§ THE EXERCISE: Give back the entire listing verbatim.

Stored data:
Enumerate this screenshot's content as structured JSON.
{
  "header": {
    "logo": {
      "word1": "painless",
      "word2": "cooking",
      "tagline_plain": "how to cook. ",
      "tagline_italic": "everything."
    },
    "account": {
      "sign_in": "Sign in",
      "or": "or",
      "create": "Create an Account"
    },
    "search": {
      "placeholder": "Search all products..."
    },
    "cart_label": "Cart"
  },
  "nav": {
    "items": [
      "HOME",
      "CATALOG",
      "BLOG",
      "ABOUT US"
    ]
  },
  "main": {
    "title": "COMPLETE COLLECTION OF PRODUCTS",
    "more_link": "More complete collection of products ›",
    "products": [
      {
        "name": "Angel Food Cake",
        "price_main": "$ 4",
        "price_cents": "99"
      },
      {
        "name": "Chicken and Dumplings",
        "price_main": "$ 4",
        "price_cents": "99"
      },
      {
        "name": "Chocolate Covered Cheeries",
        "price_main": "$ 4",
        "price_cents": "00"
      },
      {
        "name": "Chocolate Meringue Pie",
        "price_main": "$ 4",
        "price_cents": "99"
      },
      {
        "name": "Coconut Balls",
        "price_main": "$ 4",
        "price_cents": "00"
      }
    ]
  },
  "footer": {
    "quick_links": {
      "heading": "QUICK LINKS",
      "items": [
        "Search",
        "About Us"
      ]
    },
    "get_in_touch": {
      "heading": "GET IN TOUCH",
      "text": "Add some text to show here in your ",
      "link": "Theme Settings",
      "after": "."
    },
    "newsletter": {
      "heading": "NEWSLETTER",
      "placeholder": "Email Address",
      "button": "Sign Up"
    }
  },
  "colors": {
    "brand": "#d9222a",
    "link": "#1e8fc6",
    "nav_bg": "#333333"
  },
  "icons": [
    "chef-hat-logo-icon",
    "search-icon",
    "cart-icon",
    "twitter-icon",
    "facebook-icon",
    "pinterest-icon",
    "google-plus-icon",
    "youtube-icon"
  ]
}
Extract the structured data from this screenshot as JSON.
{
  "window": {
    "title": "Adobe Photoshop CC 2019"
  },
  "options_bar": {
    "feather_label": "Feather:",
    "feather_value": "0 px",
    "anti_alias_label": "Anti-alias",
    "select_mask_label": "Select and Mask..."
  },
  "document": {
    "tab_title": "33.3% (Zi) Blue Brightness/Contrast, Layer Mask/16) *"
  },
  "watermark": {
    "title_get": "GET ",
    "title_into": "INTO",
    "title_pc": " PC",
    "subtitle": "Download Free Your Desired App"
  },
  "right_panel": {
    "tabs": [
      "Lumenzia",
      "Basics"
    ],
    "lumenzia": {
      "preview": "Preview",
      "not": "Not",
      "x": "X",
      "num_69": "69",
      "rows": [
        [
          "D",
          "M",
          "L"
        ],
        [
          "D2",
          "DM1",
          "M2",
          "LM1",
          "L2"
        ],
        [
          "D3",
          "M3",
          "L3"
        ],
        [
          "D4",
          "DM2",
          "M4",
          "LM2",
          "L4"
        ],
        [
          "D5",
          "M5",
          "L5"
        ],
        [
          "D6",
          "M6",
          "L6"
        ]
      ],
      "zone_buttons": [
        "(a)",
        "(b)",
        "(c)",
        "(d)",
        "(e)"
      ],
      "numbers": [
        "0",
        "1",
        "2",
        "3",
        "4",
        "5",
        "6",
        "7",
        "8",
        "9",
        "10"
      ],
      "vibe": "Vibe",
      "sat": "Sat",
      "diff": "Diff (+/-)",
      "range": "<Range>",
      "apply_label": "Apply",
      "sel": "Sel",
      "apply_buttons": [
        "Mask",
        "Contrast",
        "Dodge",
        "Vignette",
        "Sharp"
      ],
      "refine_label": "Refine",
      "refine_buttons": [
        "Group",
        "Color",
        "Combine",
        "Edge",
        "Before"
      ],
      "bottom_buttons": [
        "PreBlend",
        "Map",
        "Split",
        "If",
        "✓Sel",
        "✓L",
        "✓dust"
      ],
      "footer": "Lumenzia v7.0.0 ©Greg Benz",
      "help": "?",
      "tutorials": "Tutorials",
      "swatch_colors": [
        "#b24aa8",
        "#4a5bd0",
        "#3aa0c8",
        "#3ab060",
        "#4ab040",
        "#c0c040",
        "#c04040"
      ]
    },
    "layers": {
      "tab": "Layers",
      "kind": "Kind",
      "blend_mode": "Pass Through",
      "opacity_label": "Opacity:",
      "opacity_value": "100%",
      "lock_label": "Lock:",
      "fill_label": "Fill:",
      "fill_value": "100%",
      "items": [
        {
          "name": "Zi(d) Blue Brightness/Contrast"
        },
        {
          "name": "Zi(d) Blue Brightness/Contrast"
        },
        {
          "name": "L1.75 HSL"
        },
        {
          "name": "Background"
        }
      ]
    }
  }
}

§ THE OUTPUT:
Enumerate this screenshot's content as structured JSON.
{
  "header": {
    "logo": {
      "word1": "painless",
      "word2": "cooking",
      "tagline_plain": "how to cook. ",
      "tagline_italic": "everything."
    },
    "account": {
      "sign_in": "Sign in",
      "or": "or",
      "create": "Create an Account"
    },
    "search": {
      "placeholder": "Search all products..."
    },
    "cart_label": "Cart"
  },
  "nav": {
    "items": [
      "HOME",
      "CATALOG",
      "BLOG",
      "ABOUT US"
    ]
  },
  "main": {
    "title": "COMPLETE COLLECTION OF PRODUCTS",
    "more_link": "More complete collection of products ›",
    "products": [
      {
        "name": "Angel Food Cake",
        "price_main": "$ 4",
        "price_cents": "99"
      },
      {
        "name": "Chicken and Dumplings",
        "price_main": "$ 4",
        "price_cents": "99"
      },
      {
        "name": "Chocolate Covered Cheeries",
        "price_main": "$ 4",
        "price_cents": "00"
      },
      {
        "name": "Chocolate Meringue Pie",
        "price_main": "$ 4",
        "price_cents": "99"
      },
      {
        "name": "Coconut Balls",
        "price_main": "$ 4",
        "price_cents": "00"
      }
    ]
  },
  "footer": {
    "quick_links": {
      "heading": "QUICK LINKS",
      "items": [
        "Search",
        "About Us"
      ]
    },
    "get_in_touch": {
      "heading": "GET IN TOUCH",
      "text": "Add some text to show here in your ",
      "link": "Theme Settings",
      "after": "."
    },
    "newsletter": {
      "heading": "NEWSLETTER",
      "placeholder": "Email Address",
      "button": "Sign Up"
    }
  },
  "colors": {
    "brand": "#d9222a",
    "link": "#1e8fc6",
    "nav_bg": "#333333"
  },
  "icons": [
    "chef-hat-logo-icon",
    "search-icon",
    "cart-icon",
    "twitter-icon",
    "facebook-icon",
    "pinterest-icon",
    "google-plus-icon",
    "youtube-icon"
  ]
}
Extract the structured data from this screenshot as JSON.
{
  "window": {
    "title": "Adobe Photoshop CC 2019"
  },
  "options_bar": {
    "feather_label": "Feather:",
    "feather_value": "0 px",
    "anti_alias_label": "Anti-alias",
    "select_mask_label": "Select and Mask..."
  },
  "document": {
    "tab_title": "33.3% (Zi) Blue Brightness/Contrast, Layer Mask/16) *"
  },
  "watermark": {
    "title_get": "GET ",
    "title_into": "INTO",
    "title_pc": " PC",
    "subtitle": "Download Free Your Desired App"
  },
  "right_panel": {
    "tabs": [
      "Lumenzia",
      "Basics"
    ],
    "lumenzia": {
      "preview": "Preview",
      "not": "Not",
      "x": "X",
      "num_69": "69",
      "rows": [
        [
          "D",
          "M",
          "L"
        ],
        [
          "D2",
          "DM1",
          "M2",
          "LM1",
          "L2"
        ],
        [
          "D3",
          "M3",
          "L3"
        ],
        [
          "D4",
          "DM2",
          "M4",
          "LM2",
          "L4"
        ],
        [
          "D5",
          "M5",
          "L5"
        ],
        [
          "D6",
          "M6",
          "L6"
        ]
      ],
      "zone_buttons": [
        "(a)",
        "(b)",
        "(c)",
        "(d)",
        "(e)"
      ],
      "numbers": [
        "0",
        "1",
        "2",
        "3",
        "4",
        "5",
        "6",
        "7",
        "8",
        "9",
        "10"
      ],
      "vibe": "Vibe",
      "sat": "Sat",
      "diff": "Diff (+/-)",
      "range": "<Range>",
      "apply_label": "Apply",
      "sel": "Sel",
      "apply_buttons": [
        "Mask",
        "Contrast",
        "Dodge",
        "Vignette",
        "Sharp"
      ],
      "refine_label": "Refine",
      "refine_buttons": [
        "Group",
        "Color",
        "Combine",
        "Edge",
        "Before"
      ],
      "bottom_buttons": [
        "PreBlend",
        "Map",
        "Split",
        "If",
        "✓Sel",
        "✓L",
        "✓dust"
      ],
      "footer": "Lumenzia v7.0.0 ©Greg Benz",
      "help": "?",
      "tutorials": "Tutorials",
      "swatch_colors": [
        "#b24aa8",
        "#4a5bd0",
        "#3aa0c8",
        "#3ab060",
        "#4ab040",
        "#c0c040",
        "#c04040"
      ]
    },
    "layers": {
      "tab": "Layers",
      "kind": "Kind",
      "blend_mode": "Pass Through",
      "opacity_label": "Opacity:",
      "opacity_value": "100%",
      "lock_label": "Lock:",
      "fill_label": "Fill:",
      "fill_value": "100%",
      "items": [
        {
          "name": "Zi(d) Blue Brightness/Contrast"
        },
        {
          "name": "Zi(d) Blue Brightness/Contrast"
        },
        {
          "name": "L1.75 HSL"
        },
        {
          "name": "Background"
        }
      ]
    }
  }
}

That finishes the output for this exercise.